> **Objective**
Reproduce each line of the listing exactly.

> **Some records**
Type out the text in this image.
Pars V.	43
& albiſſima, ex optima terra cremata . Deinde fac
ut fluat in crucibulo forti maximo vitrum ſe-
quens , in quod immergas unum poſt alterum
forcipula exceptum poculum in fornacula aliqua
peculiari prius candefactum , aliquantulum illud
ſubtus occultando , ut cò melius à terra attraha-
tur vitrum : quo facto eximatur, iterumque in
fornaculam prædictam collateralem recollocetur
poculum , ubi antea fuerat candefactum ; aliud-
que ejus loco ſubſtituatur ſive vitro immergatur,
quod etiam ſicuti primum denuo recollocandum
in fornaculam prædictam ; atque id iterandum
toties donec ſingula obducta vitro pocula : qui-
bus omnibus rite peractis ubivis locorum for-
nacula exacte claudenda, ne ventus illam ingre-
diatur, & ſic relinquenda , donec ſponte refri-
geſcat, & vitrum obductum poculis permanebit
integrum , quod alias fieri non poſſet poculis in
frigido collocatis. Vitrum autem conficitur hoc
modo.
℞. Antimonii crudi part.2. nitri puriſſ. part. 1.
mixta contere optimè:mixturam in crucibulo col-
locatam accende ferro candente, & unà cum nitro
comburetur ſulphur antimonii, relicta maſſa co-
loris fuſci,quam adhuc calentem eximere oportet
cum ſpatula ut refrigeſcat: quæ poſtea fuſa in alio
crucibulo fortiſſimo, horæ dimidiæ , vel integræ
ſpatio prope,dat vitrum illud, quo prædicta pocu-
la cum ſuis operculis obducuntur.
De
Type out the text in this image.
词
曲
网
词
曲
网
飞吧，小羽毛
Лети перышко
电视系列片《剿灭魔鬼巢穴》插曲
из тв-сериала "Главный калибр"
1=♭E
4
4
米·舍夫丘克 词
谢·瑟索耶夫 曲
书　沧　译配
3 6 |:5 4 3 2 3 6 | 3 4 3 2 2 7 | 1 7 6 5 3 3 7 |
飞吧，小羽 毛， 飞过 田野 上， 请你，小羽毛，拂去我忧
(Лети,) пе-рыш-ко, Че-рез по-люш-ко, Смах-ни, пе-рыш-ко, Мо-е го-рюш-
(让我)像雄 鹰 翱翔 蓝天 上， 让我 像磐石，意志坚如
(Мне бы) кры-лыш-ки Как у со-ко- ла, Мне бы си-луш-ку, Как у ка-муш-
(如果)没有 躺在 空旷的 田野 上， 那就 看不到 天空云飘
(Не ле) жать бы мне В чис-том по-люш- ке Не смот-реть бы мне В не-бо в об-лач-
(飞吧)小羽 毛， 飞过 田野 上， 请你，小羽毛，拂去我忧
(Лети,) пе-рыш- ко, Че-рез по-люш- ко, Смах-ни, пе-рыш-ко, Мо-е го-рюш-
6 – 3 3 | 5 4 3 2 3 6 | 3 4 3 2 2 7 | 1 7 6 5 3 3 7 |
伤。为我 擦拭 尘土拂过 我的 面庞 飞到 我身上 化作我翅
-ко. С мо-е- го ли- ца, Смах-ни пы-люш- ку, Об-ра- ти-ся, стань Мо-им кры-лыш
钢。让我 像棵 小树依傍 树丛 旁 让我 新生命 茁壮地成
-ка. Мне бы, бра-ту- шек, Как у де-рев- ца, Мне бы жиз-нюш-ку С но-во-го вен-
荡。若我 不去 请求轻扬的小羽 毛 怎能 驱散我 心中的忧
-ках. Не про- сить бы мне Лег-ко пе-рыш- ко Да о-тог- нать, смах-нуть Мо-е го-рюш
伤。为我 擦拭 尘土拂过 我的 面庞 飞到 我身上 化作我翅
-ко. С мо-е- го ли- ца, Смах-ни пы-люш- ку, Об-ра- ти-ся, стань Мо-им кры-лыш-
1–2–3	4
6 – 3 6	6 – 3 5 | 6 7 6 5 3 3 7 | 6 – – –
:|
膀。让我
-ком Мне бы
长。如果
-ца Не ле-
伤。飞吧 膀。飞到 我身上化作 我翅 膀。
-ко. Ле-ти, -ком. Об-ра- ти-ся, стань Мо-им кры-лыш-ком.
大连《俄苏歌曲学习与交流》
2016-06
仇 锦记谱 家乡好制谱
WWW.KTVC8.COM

> **Solution to this exercise**
Type out the text in this image.
Pars V.	43
& albiſſima, ex optima terra cremata . Deinde fac
ut fluat in crucibulo forti maximo vitrum ſe-
quens , in quod immergas unum poſt alterum
forcipula exceptum poculum in fornacula aliqua
peculiari prius candefactum , aliquantulum illud
ſubtus occultando , ut cò melius à terra attraha-
tur vitrum : quo facto eximatur, iterumque in
fornaculam prædictam collateralem recollocetur
poculum , ubi antea fuerat candefactum ; aliud-
que ejus loco ſubſtituatur ſive vitro immergatur,
quod etiam ſicuti primum denuo recollocandum
in fornaculam prædictam ; atque id iterandum
toties donec ſingula obducta vitro pocula : qui-
bus omnibus rite peractis ubivis locorum for-
nacula exacte claudenda, ne ventus illam ingre-
diatur, & ſic relinquenda , donec ſponte refri-
geſcat, & vitrum obductum poculis permanebit
integrum , quod alias fieri non poſſet poculis in
frigido collocatis. Vitrum autem conficitur hoc
modo.
℞. Antimonii crudi part.2. nitri puriſſ. part. 1.
mixta contere optimè:mixturam in crucibulo col-
locatam accende ferro candente, & unà cum nitro
comburetur ſulphur antimonii, relicta maſſa co-
loris fuſci,quam adhuc calentem eximere oportet
cum ſpatula ut refrigeſcat: quæ poſtea fuſa in alio
crucibulo fortiſſimo, horæ dimidiæ , vel integræ
ſpatio prope,dat vitrum illud, quo prædicta pocu-
la cum ſuis operculis obducuntur.
De
Type out the text in this image.
词
曲
网
词
曲
网
飞吧，小羽毛
Лети перышко
电视系列片《剿灭魔鬼巢穴》插曲
из тв-сериала "Главный калибр"
1=♭E
4
4
米·舍夫丘克 词
谢·瑟索耶夫 曲
书　沧　译配
3 6 |:5 4 3 2 3 6 | 3 4 3 2 2 7 | 1 7 6 5 3 3 7 |
飞吧，小羽 毛， 飞过 田野 上， 请你，小羽毛，拂去我忧
(Лети,) пе-рыш-ко, Че-рез по-люш-ко, Смах-ни, пе-рыш-ко, Мо-е го-рюш-
(让我)像雄 鹰 翱翔 蓝天 上， 让我 像磐石，意志坚如
(Мне бы) кры-лыш-ки Как у со-ко- ла, Мне бы си-луш-ку, Как у ка-муш-
(如果)没有 躺在 空旷的 田野 上， 那就 看不到 天空云飘
(Не ле) жать бы мне В чис-том по-люш- ке Не смот-реть бы мне В не-бо в об-лач-
(飞吧)小羽 毛， 飞过 田野 上， 请你，小羽毛，拂去我忧
(Лети,) пе-рыш- ко, Че-рез по-люш- ко, Смах-ни, пе-рыш-ко, Мо-е го-рюш-
6 – 3 3 | 5 4 3 2 3 6 | 3 4 3 2 2 7 | 1 7 6 5 3 3 7 |
伤。为我 擦拭 尘土拂过 我的 面庞 飞到 我身上 化作我翅
-ко. С мо-е- го ли- ца, Смах-ни пы-люш- ку, Об-ра- ти-ся, стань Мо-им кры-лыш
钢。让我 像棵 小树依傍 树丛 旁 让我 新生命 茁壮地成
-ка. Мне бы, бра-ту- шек, Как у де-рев- ца, Мне бы жиз-нюш-ку С но-во-го вен-
荡。若我 不去 请求轻扬的小羽 毛 怎能 驱散我 心中的忧
-ках. Не про- сить бы мне Лег-ко пе-рыш- ко Да о-тог- нать, смах-нуть Мо-е го-рюш
伤。为我 擦拭 尘土拂过 我的 面庞 飞到 我身上 化作我翅
-ко. С мо-е- го ли- ца, Смах-ни пы-люш- ку, Об-ра- ти-ся, стань Мо-им кры-лыш-
1–2–3	4
6 – 3 6	6 – 3 5 | 6 7 6 5 3 3 7 | 6 – – –
:|
膀。让我
-ком Мне бы
长。如果
-ца Не ле-
伤。飞吧 膀。飞到 我身上化作 我翅 膀。
-ко. Ле-ти, -ком. Об-ра- ти-ся, стань Мо-им кры-лыш-ком.
大连《俄苏歌曲学习与交流》
2016-06
仇 锦记谱 家乡好制谱
WWW.KTVC8.COM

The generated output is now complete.